WHAT IS REQUIRED :: Every line that contains the word "digit" should be copied.

GIVEN DATA ::
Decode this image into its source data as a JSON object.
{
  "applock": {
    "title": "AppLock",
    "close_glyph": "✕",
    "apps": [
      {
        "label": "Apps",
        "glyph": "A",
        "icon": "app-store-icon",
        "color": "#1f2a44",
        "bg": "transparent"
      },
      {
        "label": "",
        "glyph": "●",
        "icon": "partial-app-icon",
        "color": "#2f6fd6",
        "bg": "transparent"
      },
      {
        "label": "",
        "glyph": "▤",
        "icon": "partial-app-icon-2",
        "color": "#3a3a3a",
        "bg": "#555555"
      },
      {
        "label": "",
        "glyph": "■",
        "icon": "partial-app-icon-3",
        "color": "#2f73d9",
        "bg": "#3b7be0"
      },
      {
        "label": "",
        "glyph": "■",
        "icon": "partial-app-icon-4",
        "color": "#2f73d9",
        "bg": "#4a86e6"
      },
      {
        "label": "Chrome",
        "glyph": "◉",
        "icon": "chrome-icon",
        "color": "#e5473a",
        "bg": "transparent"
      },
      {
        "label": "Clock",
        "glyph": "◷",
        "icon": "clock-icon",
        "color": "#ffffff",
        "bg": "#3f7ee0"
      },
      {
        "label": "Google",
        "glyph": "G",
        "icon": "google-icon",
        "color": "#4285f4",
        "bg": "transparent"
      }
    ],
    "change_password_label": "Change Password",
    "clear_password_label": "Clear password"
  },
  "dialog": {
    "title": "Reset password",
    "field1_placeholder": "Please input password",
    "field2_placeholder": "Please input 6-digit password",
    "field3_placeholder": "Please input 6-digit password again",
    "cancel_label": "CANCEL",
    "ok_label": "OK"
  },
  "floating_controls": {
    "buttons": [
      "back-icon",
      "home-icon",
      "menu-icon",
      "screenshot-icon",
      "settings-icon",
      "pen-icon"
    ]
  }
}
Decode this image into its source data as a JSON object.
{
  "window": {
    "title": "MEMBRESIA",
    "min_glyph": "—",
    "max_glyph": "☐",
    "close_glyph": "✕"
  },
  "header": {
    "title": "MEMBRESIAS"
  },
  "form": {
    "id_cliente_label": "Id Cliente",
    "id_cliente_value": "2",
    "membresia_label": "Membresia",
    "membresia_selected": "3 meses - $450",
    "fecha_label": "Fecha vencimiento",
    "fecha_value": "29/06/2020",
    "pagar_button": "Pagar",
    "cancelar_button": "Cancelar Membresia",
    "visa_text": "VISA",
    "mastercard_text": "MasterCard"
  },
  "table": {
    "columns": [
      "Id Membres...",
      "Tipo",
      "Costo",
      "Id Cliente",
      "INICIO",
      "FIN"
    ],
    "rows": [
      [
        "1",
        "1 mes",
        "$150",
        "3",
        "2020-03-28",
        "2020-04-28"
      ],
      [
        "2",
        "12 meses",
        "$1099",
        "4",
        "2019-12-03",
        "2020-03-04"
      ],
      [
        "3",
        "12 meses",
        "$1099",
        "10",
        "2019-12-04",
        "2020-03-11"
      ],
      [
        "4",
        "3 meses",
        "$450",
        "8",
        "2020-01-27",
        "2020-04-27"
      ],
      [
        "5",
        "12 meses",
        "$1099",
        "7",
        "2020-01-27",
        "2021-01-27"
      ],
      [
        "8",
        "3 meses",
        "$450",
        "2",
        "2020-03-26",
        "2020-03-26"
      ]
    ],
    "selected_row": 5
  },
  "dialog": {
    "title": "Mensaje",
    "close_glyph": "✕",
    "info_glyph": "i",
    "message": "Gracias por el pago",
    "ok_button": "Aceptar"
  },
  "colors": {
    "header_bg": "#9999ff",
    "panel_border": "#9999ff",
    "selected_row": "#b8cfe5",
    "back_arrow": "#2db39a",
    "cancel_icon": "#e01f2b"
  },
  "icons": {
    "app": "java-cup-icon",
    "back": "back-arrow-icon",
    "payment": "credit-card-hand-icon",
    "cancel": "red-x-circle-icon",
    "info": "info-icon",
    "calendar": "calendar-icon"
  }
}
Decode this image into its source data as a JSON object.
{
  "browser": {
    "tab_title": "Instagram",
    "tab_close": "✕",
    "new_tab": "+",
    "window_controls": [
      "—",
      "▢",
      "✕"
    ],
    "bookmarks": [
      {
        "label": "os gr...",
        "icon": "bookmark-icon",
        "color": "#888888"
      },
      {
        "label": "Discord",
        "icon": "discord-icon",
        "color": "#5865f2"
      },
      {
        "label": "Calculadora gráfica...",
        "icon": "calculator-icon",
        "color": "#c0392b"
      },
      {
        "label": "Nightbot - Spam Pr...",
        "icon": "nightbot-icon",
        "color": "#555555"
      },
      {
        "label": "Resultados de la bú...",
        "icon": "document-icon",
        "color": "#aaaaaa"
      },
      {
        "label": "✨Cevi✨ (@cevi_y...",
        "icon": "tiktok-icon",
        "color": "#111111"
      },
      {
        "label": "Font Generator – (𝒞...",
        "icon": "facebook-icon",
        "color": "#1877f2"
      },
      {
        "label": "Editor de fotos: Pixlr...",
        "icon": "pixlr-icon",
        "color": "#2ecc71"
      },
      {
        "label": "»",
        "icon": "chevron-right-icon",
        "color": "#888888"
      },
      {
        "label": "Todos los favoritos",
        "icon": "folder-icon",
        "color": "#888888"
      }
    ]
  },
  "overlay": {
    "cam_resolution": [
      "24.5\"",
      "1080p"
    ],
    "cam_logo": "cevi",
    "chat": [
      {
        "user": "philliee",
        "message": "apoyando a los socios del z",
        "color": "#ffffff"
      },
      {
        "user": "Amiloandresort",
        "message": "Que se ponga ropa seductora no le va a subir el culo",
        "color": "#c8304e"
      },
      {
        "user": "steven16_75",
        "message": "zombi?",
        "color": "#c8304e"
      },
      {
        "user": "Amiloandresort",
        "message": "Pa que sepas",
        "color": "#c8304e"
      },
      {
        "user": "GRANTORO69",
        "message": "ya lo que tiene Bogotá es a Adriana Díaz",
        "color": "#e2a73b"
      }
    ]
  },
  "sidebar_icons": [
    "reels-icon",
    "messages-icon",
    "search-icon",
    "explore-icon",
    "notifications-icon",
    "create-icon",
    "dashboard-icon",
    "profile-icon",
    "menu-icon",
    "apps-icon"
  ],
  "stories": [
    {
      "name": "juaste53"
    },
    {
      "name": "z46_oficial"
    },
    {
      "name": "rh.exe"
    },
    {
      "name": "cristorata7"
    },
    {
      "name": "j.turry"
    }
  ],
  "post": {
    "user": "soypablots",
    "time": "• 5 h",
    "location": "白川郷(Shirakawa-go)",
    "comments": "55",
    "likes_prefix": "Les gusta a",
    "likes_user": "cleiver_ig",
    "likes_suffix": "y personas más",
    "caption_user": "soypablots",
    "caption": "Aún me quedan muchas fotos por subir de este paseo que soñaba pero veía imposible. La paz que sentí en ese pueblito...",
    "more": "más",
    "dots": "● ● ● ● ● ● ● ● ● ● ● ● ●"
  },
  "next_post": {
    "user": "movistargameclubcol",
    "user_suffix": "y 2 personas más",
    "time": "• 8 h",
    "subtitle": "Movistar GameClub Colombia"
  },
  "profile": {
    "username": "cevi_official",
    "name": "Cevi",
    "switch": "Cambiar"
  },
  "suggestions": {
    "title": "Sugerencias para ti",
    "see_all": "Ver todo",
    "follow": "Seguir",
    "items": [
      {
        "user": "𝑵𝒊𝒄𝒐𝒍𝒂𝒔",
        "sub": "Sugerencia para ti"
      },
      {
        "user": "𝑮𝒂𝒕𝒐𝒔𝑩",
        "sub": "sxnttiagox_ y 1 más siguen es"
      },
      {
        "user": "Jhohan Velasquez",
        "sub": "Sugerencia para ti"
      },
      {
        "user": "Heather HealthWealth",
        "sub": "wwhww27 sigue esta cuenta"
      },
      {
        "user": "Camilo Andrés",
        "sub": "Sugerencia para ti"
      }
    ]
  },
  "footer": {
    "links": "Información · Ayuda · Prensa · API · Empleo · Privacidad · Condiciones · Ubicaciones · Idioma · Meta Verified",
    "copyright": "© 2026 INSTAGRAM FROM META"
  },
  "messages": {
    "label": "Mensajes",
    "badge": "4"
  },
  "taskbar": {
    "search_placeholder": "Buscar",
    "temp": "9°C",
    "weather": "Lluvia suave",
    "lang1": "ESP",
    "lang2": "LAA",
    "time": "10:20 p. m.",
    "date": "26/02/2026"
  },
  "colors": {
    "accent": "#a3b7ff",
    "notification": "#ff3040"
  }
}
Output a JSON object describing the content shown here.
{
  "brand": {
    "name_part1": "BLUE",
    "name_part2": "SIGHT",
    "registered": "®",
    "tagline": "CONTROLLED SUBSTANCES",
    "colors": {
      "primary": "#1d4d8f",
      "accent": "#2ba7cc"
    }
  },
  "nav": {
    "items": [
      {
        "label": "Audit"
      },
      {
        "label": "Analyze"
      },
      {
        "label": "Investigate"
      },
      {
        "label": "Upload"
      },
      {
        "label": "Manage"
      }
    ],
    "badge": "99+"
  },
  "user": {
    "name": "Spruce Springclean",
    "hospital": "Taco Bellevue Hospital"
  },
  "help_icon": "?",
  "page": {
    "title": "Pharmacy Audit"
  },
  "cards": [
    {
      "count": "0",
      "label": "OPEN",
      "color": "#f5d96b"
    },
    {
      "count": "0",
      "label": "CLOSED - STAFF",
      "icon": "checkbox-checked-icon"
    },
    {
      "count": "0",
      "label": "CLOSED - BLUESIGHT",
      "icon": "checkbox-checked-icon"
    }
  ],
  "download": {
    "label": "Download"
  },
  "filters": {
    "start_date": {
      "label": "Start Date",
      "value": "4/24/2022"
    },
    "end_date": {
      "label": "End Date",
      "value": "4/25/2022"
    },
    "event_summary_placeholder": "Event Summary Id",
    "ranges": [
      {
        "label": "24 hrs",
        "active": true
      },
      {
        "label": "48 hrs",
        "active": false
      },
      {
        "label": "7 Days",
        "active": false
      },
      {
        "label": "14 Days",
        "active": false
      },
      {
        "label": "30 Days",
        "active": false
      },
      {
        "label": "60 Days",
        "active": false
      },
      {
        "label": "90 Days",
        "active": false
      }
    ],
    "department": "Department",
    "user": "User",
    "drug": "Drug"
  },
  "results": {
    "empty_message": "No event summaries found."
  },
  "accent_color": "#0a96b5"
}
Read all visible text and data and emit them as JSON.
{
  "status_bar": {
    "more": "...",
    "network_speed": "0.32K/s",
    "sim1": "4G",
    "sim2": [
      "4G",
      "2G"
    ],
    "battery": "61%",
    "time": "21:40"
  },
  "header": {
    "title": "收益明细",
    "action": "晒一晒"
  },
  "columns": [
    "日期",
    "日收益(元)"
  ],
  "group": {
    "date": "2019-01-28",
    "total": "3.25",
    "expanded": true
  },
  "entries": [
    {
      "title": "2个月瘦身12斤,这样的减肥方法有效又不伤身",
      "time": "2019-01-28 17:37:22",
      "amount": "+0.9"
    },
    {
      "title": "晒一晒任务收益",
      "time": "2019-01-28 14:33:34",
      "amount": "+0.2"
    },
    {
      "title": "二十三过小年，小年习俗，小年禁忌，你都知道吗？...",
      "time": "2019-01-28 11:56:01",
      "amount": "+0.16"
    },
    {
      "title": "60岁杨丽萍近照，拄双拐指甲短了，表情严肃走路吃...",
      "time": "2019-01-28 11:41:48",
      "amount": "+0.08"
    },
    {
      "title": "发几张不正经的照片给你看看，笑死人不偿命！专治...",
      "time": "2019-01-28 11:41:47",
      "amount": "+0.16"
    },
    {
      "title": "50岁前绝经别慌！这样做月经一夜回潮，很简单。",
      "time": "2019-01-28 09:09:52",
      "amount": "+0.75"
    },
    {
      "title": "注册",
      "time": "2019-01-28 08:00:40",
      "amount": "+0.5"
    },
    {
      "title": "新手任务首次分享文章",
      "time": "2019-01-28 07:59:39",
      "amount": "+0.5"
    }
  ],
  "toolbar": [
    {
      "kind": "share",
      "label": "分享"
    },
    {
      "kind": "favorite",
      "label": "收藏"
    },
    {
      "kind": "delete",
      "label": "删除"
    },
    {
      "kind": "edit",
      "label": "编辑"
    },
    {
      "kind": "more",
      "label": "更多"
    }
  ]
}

ANSWER FOR THE TASK ::
    "field2_placeholder": "Please input 6-digit password",
    "field3_placeholder": "Please input 6-digit password again",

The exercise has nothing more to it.